GOAL >> Reproduce all lines of the listing below in which the word "شهید" occurs.

Figure record extracts
━━━━━━━━

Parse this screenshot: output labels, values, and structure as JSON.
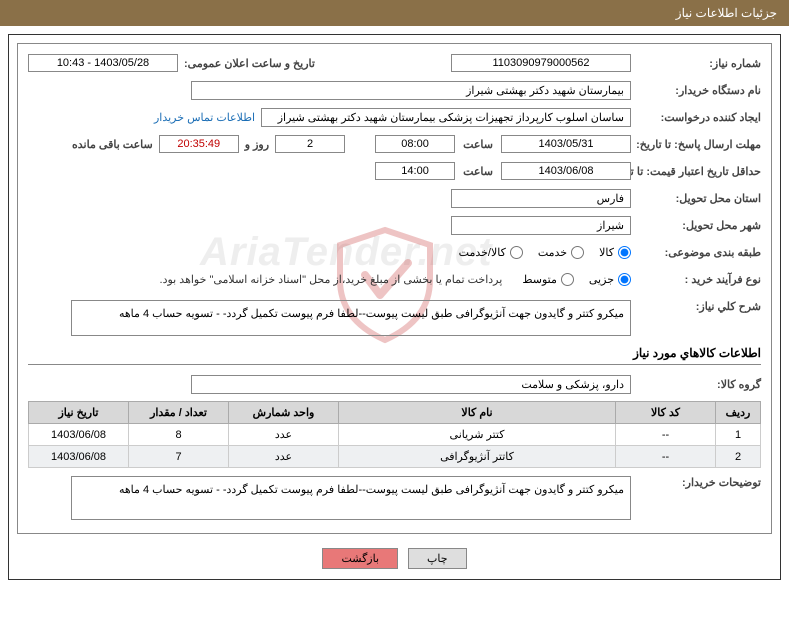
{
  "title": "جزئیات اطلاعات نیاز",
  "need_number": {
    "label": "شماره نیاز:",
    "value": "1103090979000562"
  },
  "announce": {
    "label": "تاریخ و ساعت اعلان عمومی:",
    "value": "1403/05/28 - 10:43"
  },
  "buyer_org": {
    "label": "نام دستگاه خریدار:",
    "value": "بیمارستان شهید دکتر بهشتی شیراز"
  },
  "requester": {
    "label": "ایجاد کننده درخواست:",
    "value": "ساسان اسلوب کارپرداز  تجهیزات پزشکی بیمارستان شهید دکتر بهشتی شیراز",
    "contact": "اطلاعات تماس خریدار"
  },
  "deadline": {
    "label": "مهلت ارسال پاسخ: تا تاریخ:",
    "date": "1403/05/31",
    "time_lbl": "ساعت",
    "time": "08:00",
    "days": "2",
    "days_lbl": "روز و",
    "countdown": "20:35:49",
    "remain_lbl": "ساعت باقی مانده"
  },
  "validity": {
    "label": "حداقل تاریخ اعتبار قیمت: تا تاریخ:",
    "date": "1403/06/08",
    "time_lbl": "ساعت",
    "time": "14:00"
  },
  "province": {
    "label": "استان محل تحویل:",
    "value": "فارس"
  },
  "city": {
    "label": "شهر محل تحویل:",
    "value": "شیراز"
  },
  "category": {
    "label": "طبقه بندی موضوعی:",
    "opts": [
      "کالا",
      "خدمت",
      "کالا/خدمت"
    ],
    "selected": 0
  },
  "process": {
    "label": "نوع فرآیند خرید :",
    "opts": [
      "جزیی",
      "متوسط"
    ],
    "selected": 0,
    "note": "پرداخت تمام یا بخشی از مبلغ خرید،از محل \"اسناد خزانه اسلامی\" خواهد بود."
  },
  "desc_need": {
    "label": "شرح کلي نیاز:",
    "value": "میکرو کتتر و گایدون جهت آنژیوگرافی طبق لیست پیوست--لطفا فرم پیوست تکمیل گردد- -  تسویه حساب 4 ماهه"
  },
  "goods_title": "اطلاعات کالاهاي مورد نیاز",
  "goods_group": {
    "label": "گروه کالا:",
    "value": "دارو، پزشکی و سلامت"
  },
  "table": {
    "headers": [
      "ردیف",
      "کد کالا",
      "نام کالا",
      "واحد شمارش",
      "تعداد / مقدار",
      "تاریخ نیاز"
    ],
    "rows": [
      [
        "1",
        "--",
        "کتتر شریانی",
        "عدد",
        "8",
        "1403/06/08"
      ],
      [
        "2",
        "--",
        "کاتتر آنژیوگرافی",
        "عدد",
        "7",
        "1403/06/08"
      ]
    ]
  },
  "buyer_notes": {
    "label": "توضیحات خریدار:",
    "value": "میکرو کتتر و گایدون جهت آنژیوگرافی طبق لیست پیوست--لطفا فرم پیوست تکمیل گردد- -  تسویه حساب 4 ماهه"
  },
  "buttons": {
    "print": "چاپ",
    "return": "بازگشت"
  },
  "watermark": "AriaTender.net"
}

━━━━━━━━

SOLUTION FOR THIS EXERCISE >>
    "value": "بیمارستان شهید دکتر بهشتی شیراز"
    "value": "ساسان اسلوب کارپرداز  تجهیزات پزشکی بیمارستان شهید دکتر بهشتی شیراز",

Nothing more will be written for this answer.